▶ [Problem statement]:
Tally the lines in these records that hold the string "Figure", and reply with the number alone.

[Start Listing]

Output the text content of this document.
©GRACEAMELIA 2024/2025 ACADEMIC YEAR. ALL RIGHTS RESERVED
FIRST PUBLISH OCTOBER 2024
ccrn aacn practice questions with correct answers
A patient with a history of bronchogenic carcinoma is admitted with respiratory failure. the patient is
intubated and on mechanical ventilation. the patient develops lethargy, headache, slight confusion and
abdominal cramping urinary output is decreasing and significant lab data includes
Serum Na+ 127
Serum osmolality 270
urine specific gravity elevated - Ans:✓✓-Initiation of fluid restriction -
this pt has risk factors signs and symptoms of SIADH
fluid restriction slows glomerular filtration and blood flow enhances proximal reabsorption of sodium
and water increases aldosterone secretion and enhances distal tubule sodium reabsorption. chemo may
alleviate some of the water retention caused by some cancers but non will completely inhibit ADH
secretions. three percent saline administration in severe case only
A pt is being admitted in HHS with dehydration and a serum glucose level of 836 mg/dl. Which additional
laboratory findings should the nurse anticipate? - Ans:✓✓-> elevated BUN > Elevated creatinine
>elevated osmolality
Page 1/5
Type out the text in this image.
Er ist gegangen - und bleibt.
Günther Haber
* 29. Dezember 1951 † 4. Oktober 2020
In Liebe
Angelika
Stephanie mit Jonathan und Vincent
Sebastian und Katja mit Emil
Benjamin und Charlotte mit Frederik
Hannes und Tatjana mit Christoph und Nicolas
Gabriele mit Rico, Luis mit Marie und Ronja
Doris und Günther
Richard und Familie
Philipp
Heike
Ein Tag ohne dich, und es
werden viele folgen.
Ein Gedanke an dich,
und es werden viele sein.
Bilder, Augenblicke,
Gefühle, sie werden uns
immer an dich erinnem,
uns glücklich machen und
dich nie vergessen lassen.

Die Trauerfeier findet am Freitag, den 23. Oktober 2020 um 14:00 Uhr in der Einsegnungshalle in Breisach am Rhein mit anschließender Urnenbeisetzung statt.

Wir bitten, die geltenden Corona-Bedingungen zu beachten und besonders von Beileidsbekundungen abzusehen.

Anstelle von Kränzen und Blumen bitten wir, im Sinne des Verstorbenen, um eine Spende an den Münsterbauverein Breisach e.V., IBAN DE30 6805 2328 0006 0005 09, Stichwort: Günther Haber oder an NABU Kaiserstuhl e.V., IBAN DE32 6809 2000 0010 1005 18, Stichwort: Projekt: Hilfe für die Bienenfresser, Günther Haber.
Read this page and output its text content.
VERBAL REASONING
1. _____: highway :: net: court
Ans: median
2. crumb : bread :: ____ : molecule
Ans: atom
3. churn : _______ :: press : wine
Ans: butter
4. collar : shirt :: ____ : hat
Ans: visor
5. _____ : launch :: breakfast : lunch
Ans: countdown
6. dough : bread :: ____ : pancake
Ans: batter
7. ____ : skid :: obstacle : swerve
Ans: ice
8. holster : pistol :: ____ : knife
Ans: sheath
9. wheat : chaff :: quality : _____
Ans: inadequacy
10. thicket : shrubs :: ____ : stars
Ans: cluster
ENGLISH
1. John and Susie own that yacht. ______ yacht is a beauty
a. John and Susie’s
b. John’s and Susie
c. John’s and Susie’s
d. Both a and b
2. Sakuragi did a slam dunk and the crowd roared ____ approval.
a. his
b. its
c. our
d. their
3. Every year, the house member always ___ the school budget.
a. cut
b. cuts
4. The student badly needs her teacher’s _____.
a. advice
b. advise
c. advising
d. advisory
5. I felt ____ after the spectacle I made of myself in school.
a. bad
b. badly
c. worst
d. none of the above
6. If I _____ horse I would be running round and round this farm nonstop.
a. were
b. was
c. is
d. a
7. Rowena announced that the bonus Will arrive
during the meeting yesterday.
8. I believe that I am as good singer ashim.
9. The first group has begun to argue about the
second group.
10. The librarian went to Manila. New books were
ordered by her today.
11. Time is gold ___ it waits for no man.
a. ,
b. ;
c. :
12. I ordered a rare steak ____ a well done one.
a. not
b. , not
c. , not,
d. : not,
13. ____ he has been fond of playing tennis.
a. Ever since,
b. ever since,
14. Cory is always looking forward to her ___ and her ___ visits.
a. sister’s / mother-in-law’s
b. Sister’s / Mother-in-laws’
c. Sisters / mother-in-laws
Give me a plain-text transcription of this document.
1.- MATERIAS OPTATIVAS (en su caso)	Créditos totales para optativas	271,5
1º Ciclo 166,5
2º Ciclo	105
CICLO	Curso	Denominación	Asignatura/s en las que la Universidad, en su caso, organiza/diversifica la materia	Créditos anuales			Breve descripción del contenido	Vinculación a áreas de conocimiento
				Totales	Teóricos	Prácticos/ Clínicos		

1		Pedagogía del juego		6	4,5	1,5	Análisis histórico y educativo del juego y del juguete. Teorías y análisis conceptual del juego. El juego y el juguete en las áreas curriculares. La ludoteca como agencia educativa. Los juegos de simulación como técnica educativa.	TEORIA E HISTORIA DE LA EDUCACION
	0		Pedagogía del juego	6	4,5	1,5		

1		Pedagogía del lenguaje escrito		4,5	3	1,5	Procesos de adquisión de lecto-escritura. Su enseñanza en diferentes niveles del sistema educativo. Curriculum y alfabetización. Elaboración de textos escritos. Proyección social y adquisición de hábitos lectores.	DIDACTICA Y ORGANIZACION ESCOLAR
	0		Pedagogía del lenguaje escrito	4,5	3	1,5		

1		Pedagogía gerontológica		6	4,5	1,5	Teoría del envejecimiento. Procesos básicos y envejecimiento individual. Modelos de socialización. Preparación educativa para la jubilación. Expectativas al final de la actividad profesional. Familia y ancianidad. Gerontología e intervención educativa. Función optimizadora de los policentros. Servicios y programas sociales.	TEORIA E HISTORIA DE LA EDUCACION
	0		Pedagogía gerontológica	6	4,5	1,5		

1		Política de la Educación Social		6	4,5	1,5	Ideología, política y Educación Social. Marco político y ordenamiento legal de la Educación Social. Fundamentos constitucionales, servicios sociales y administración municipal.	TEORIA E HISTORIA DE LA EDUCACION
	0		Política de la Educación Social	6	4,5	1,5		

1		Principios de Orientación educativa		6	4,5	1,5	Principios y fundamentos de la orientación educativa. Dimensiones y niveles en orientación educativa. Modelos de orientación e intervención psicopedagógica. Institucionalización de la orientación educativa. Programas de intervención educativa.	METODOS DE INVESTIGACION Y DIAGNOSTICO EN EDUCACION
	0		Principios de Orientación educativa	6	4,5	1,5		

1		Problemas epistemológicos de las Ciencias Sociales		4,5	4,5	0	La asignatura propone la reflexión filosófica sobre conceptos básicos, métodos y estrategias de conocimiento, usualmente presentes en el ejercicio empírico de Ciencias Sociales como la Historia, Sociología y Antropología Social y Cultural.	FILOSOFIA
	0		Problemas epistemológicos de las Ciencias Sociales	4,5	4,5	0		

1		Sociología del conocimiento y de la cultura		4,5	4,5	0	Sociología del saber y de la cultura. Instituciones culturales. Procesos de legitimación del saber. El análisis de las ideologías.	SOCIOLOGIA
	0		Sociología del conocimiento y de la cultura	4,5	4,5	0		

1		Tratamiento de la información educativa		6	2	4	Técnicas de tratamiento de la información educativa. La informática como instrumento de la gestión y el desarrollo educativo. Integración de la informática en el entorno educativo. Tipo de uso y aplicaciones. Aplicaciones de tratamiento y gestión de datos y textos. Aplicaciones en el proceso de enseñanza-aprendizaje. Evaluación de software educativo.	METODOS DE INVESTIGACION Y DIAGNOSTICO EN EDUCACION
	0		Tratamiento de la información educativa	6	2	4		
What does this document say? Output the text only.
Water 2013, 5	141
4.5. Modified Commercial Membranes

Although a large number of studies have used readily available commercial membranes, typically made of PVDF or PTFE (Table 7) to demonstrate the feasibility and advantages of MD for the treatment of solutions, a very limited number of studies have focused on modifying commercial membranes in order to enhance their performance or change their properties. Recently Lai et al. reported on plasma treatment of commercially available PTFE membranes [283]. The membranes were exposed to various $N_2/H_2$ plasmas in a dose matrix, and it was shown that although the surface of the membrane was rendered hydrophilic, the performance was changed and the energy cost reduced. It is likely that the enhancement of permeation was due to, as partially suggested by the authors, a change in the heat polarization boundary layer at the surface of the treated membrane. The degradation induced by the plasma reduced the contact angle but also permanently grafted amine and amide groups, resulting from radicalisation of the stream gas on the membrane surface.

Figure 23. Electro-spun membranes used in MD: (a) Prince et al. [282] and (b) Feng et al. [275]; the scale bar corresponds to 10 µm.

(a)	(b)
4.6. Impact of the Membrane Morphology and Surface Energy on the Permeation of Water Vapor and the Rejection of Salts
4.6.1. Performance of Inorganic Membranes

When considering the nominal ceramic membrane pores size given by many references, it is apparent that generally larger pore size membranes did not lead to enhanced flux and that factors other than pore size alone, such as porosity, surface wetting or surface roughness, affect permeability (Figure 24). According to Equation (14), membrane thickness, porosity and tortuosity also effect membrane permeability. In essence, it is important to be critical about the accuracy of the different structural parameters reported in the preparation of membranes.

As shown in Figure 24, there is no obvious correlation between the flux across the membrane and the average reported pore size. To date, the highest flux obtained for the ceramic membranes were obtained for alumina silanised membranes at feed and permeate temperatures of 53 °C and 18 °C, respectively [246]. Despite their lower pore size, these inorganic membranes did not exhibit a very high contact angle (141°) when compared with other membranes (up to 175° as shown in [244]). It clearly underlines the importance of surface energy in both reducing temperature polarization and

[End Listing]

▶ [The completed task]:
3